- Written instruction
Every line of the material is to be repeated exactly as it stands.

- Data shown
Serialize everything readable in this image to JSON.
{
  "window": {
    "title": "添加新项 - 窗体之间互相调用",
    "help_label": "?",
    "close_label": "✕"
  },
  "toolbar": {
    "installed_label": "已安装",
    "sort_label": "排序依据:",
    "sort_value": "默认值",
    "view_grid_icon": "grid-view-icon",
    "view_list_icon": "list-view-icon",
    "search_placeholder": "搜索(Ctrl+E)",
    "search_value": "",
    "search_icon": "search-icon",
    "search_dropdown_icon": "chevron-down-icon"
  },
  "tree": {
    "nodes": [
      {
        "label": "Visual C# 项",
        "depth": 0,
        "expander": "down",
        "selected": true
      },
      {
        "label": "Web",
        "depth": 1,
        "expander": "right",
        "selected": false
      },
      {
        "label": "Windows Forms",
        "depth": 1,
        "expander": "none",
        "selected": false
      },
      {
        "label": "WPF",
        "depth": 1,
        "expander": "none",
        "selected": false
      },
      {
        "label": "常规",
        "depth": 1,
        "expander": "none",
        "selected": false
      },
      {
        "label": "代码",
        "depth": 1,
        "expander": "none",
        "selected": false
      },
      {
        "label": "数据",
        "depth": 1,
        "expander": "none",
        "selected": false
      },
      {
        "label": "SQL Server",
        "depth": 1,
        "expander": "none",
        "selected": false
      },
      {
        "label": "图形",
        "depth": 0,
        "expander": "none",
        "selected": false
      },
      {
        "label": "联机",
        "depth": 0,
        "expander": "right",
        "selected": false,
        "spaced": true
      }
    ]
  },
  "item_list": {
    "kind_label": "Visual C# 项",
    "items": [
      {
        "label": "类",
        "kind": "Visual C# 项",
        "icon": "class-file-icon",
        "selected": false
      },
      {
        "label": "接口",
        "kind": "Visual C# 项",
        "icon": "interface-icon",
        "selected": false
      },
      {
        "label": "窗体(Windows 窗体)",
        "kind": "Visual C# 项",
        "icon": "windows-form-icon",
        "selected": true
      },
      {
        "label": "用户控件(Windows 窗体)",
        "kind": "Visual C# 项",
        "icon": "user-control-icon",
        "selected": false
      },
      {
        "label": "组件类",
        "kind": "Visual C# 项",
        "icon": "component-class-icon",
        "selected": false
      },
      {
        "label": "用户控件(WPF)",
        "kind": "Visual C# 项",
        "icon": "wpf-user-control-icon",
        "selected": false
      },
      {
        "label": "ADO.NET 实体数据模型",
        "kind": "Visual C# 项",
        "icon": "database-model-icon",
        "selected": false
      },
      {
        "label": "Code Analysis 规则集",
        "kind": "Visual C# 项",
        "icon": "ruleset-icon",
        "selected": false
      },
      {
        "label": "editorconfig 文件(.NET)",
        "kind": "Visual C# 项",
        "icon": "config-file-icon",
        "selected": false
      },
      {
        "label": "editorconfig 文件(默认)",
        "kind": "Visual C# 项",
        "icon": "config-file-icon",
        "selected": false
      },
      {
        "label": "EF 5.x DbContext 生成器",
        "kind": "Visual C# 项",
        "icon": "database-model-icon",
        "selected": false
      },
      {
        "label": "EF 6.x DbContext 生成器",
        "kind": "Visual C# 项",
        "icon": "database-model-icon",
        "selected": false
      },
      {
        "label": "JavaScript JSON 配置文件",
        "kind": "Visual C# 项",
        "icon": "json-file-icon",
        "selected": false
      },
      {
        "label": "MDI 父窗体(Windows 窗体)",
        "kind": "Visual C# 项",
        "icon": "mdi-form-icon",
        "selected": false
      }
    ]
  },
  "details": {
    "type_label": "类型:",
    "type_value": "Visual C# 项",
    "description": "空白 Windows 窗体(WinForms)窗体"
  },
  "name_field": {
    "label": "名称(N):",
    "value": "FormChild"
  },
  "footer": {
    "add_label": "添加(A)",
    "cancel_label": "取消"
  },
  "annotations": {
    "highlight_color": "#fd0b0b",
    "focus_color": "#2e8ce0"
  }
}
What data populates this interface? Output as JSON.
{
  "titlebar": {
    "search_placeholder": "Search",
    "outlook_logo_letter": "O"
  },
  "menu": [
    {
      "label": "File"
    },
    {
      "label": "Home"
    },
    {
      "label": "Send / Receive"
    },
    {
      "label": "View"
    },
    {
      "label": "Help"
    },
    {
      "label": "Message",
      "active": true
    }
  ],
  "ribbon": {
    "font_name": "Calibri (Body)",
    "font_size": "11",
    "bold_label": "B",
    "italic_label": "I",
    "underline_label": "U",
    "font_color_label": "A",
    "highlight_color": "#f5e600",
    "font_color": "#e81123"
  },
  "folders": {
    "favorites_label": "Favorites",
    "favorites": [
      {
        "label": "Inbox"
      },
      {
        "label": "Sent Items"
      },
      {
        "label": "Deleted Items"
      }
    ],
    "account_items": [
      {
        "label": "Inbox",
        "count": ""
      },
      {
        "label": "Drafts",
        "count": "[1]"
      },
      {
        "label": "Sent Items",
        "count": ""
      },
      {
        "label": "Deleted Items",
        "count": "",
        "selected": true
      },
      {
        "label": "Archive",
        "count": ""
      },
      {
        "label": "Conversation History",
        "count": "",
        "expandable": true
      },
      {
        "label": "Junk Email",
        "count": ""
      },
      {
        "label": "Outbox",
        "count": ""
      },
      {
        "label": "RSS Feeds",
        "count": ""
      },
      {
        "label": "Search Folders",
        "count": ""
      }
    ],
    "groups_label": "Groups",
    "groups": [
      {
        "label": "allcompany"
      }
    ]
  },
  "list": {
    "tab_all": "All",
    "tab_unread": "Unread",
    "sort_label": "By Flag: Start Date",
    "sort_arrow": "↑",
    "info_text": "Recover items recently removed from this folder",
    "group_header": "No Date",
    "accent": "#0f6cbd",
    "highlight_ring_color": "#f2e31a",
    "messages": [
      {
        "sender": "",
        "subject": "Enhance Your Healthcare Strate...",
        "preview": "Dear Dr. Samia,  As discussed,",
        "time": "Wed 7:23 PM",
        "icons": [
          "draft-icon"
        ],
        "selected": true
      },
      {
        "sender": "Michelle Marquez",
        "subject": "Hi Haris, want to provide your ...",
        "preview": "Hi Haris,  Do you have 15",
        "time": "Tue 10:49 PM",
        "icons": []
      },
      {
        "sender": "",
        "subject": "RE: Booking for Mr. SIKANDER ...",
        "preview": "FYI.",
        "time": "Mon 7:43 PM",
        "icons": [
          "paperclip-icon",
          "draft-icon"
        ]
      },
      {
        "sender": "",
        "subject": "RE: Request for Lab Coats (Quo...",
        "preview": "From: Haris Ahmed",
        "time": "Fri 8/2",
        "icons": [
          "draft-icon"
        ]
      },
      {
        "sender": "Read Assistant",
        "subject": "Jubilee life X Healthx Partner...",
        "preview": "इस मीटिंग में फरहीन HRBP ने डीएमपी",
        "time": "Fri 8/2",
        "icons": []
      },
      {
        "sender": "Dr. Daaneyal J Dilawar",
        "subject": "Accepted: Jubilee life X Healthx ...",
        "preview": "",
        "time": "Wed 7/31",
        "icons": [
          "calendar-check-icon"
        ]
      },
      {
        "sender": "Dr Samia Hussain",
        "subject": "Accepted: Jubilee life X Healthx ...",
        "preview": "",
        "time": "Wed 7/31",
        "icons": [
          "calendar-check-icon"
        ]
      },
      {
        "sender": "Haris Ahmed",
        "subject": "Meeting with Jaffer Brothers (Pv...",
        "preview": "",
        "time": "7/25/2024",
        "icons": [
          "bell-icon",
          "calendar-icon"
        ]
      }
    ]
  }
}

- Solution to this task
Serialize everything readable in this image to JSON.
{
  "window": {
    "title": "添加新项 - 窗体之间互相调用",
    "help_label": "?",
    "close_label": "✕"
  },
  "toolbar": {
    "installed_label": "已安装",
    "sort_label": "排序依据:",
    "sort_value": "默认值",
    "view_grid_icon": "grid-view-icon",
    "view_list_icon": "list-view-icon",
    "search_placeholder": "搜索(Ctrl+E)",
    "search_value": "",
    "search_icon": "search-icon",
    "search_dropdown_icon": "chevron-down-icon"
  },
  "tree": {
    "nodes": [
      {
        "label": "Visual C# 项",
        "depth": 0,
        "expander": "down",
        "selected": true
      },
      {
        "label": "Web",
        "depth": 1,
        "expander": "right",
        "selected": false
      },
      {
        "label": "Windows Forms",
        "depth": 1,
        "expander": "none",
        "selected": false
      },
      {
        "label": "WPF",
        "depth": 1,
        "expander": "none",
        "selected": false
      },
      {
        "label": "常规",
        "depth": 1,
        "expander": "none",
        "selected": false
      },
      {
        "label": "代码",
        "depth": 1,
        "expander": "none",
        "selected": false
      },
      {
        "label": "数据",
        "depth": 1,
        "expander": "none",
        "selected": false
      },
      {
        "label": "SQL Server",
        "depth": 1,
        "expander": "none",
        "selected": false
      },
      {
        "label": "图形",
        "depth": 0,
        "expander": "none",
        "selected": false
      },
      {
        "label": "联机",
        "depth": 0,
        "expander": "right",
        "selected": false,
        "spaced": true
      }
    ]
  },
  "item_list": {
    "kind_label": "Visual C# 项",
    "items": [
      {
        "label": "类",
        "kind": "Visual C# 项",
        "icon": "class-file-icon",
        "selected": false
      },
      {
        "label": "接口",
        "kind": "Visual C# 项",
        "icon": "interface-icon",
        "selected": false
      },
      {
        "label": "窗体(Windows 窗体)",
        "kind": "Visual C# 项",
        "icon": "windows-form-icon",
        "selected": true
      },
      {
        "label": "用户控件(Windows 窗体)",
        "kind": "Visual C# 项",
        "icon": "user-control-icon",
        "selected": false
      },
      {
        "label": "组件类",
        "kind": "Visual C# 项",
        "icon": "component-class-icon",
        "selected": false
      },
      {
        "label": "用户控件(WPF)",
        "kind": "Visual C# 项",
        "icon": "wpf-user-control-icon",
        "selected": false
      },
      {
        "label": "ADO.NET 实体数据模型",
        "kind": "Visual C# 项",
        "icon": "database-model-icon",
        "selected": false
      },
      {
        "label": "Code Analysis 规则集",
        "kind": "Visual C# 项",
        "icon": "ruleset-icon",
        "selected": false
      },
      {
        "label": "editorconfig 文件(.NET)",
        "kind": "Visual C# 项",
        "icon": "config-file-icon",
        "selected": false
      },
      {
        "label": "editorconfig 文件(默认)",
        "kind": "Visual C# 项",
        "icon": "config-file-icon",
        "selected": false
      },
      {
        "label": "EF 5.x DbContext 生成器",
        "kind": "Visual C# 项",
        "icon": "database-model-icon",
        "selected": false
      },
      {
        "label": "EF 6.x DbContext 生成器",
        "kind": "Visual C# 项",
        "icon": "database-model-icon",
        "selected": false
      },
      {
        "label": "JavaScript JSON 配置文件",
        "kind": "Visual C# 项",
        "icon": "json-file-icon",
        "selected": false
      },
      {
        "label": "MDI 父窗体(Windows 窗体)",
        "kind": "Visual C# 项",
        "icon": "mdi-form-icon",
        "selected": false
      }
    ]
  },
  "details": {
    "type_label": "类型:",
    "type_value": "Visual C# 项",
    "description": "空白 Windows 窗体(WinForms)窗体"
  },
  "name_field": {
    "label": "名称(N):",
    "value": "FormChild"
  },
  "footer": {
    "add_label": "添加(A)",
    "cancel_label": "取消"
  },
  "annotations": {
    "highlight_color": "#fd0b0b",
    "focus_color": "#2e8ce0"
  }
}
What data populates this interface? Output as JSON.
{
  "titlebar": {
    "search_placeholder": "Search",
    "outlook_logo_letter": "O"
  },
  "menu": [
    {
      "label": "File"
    },
    {
      "label": "Home"
    },
    {
      "label": "Send / Receive"
    },
    {
      "label": "View"
    },
    {
      "label": "Help"
    },
    {
      "label": "Message",
      "active": true
    }
  ],
  "ribbon": {
    "font_name": "Calibri (Body)",
    "font_size": "11",
    "bold_label": "B",
    "italic_label": "I",
    "underline_label": "U",
    "font_color_label": "A",
    "highlight_color": "#f5e600",
    "font_color": "#e81123"
  },
  "folders": {
    "favorites_label": "Favorites",
    "favorites": [
      {
        "label": "Inbox"
      },
      {
        "label": "Sent Items"
      },
      {
        "label": "Deleted Items"
      }
    ],
    "account_items": [
      {
        "label": "Inbox",
        "count": ""
      },
      {
        "label": "Drafts",
        "count": "[1]"
      },
      {
        "label": "Sent Items",
        "count": ""
      },
      {
        "label": "Deleted Items",
        "count": "",
        "selected": true
      },
      {
        "label": "Archive",
        "count": ""
      },
      {
        "label": "Conversation History",
        "count": "",
        "expandable": true
      },
      {
        "label": "Junk Email",
        "count": ""
      },
      {
        "label": "Outbox",
        "count": ""
      },
      {
        "label": "RSS Feeds",
        "count": ""
      },
      {
        "label": "Search Folders",
        "count": ""
      }
    ],
    "groups_label": "Groups",
    "groups": [
      {
        "label": "allcompany"
      }
    ]
  },
  "list": {
    "tab_all": "All",
    "tab_unread": "Unread",
    "sort_label": "By Flag: Start Date",
    "sort_arrow": "↑",
    "info_text": "Recover items recently removed from this folder",
    "group_header": "No Date",
    "accent": "#0f6cbd",
    "highlight_ring_color": "#f2e31a",
    "messages": [
      {
        "sender": "",
        "subject": "Enhance Your Healthcare Strate...",
        "preview": "Dear Dr. Samia,  As discussed,",
        "time": "Wed 7:23 PM",
        "icons": [
          "draft-icon"
        ],
        "selected": true
      },
      {
        "sender": "Michelle Marquez",
        "subject": "Hi Haris, want to provide your ...",
        "preview": "Hi Haris,  Do you have 15",
        "time": "Tue 10:49 PM",
        "icons": []
      },
      {
        "sender": "",
        "subject": "RE: Booking for Mr. SIKANDER ...",
        "preview": "FYI.",
        "time": "Mon 7:43 PM",
        "icons": [
          "paperclip-icon",
          "draft-icon"
        ]
      },
      {
        "sender": "",
        "subject": "RE: Request for Lab Coats (Quo...",
        "preview": "From: Haris Ahmed",
        "time": "Fri 8/2",
        "icons": [
          "draft-icon"
        ]
      },
      {
        "sender": "Read Assistant",
        "subject": "Jubilee life X Healthx Partner...",
        "preview": "इस मीटिंग में फरहीन HRBP ने डीएमपी",
        "time": "Fri 8/2",
        "icons": []
      },
      {
        "sender": "Dr. Daaneyal J Dilawar",
        "subject": "Accepted: Jubilee life X Healthx ...",
        "preview": "",
        "time": "Wed 7/31",
        "icons": [
          "calendar-check-icon"
        ]
      },
      {
        "sender": "Dr Samia Hussain",
        "subject": "Accepted: Jubilee life X Healthx ...",
        "preview": "",
        "time": "Wed 7/31",
        "icons": [
          "calendar-check-icon"
        ]
      },
      {
        "sender": "Haris Ahmed",
        "subject": "Meeting with Jaffer Brothers (Pv...",
        "preview": "",
        "time": "7/25/2024",
        "icons": [
          "bell-icon",
          "calendar-icon"
        ]
      }
    ]
  }
}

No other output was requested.